+++ EXERCISE INPUTS

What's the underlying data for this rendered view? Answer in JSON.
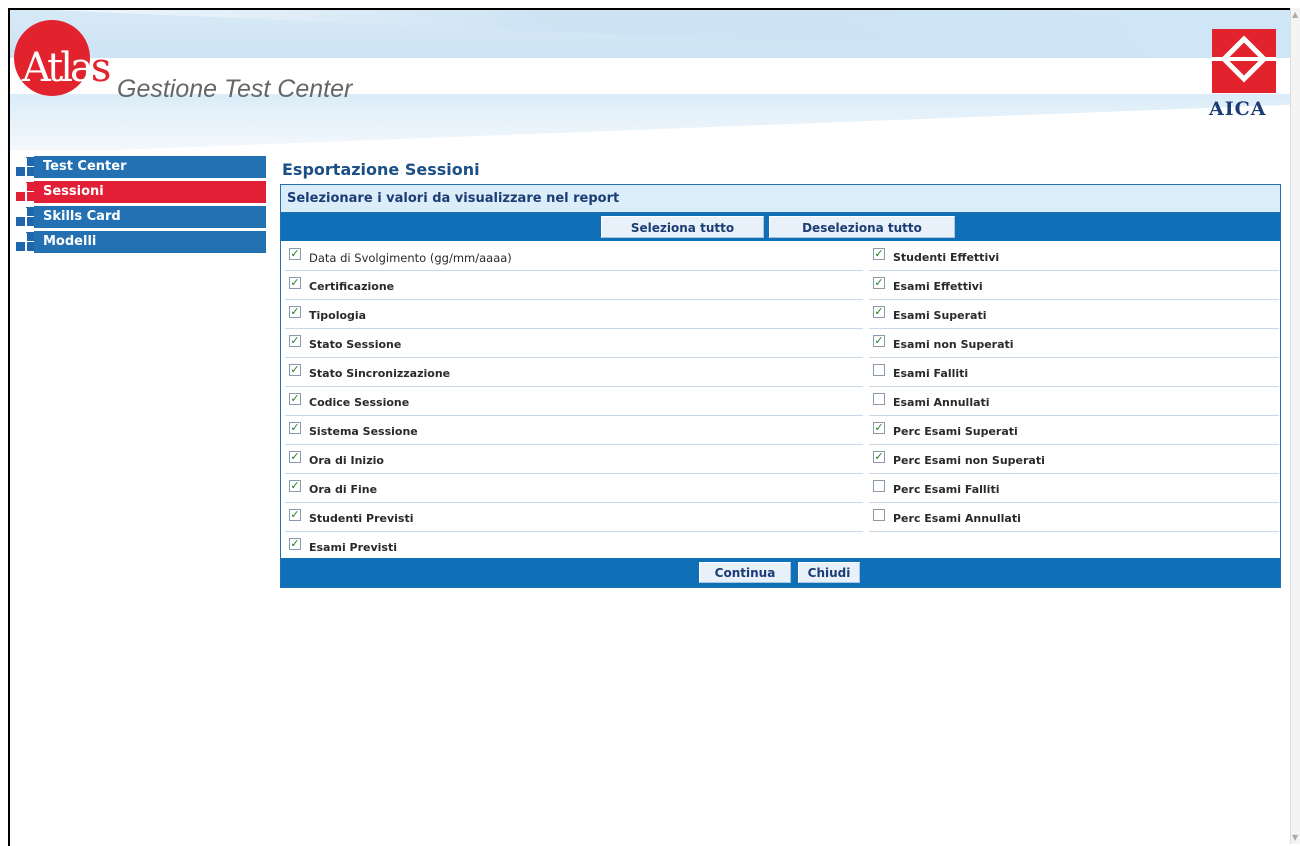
{
  "header": {
    "logo_text_a": "At",
    "logo_text_b": "la",
    "logo_text_c": "s",
    "app_title": "Gestione Test Center",
    "partner_name": "AICA"
  },
  "sidebar": {
    "items": [
      {
        "label": "Test Center",
        "active": false
      },
      {
        "label": "Sessioni",
        "active": true
      },
      {
        "label": "Skills Card",
        "active": false
      },
      {
        "label": "Modelli",
        "active": false
      }
    ]
  },
  "main": {
    "title": "Esportazione Sessioni",
    "panel_heading": "Selezionare i valori da visualizzare nel report",
    "select_all_label": "Seleziona tutto",
    "deselect_all_label": "Deseleziona tutto",
    "left_options": [
      {
        "label": "Data di Svolgimento (gg/mm/aaaa)",
        "checked": true
      },
      {
        "label": "Certificazione",
        "checked": true
      },
      {
        "label": "Tipologia",
        "checked": true
      },
      {
        "label": "Stato Sessione",
        "checked": true
      },
      {
        "label": "Stato Sincronizzazione",
        "checked": true
      },
      {
        "label": "Codice Sessione",
        "checked": true
      },
      {
        "label": "Sistema Sessione",
        "checked": true
      },
      {
        "label": "Ora di Inizio",
        "checked": true
      },
      {
        "label": "Ora di Fine",
        "checked": true
      },
      {
        "label": "Studenti Previsti",
        "checked": true
      },
      {
        "label": "Esami Previsti",
        "checked": true
      }
    ],
    "right_options": [
      {
        "label": "Studenti Effettivi",
        "checked": true
      },
      {
        "label": "Esami Effettivi",
        "checked": true
      },
      {
        "label": "Esami Superati",
        "checked": true
      },
      {
        "label": "Esami non Superati",
        "checked": true
      },
      {
        "label": "Esami Falliti",
        "checked": false
      },
      {
        "label": "Esami Annullati",
        "checked": false
      },
      {
        "label": "Perc Esami Superati",
        "checked": true
      },
      {
        "label": "Perc Esami non Superati",
        "checked": true
      },
      {
        "label": "Perc Esami Falliti",
        "checked": false
      },
      {
        "label": "Perc Esami Annullati",
        "checked": false
      }
    ],
    "continue_label": "Continua",
    "close_label": "Chiudi"
  },
  "colors": {
    "nav_blue": "#2371b3",
    "nav_active_red": "#e21f36",
    "toolbar_blue": "#0f70b7",
    "check_green": "#1f7e22"
  }
}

++++++

- REQUIREMENTS: Copy down every line of the material above that includes the string "Test".

- TASK SOLUTION:
    "app_title": "Gestione Test Center",
        "label": "Test Center",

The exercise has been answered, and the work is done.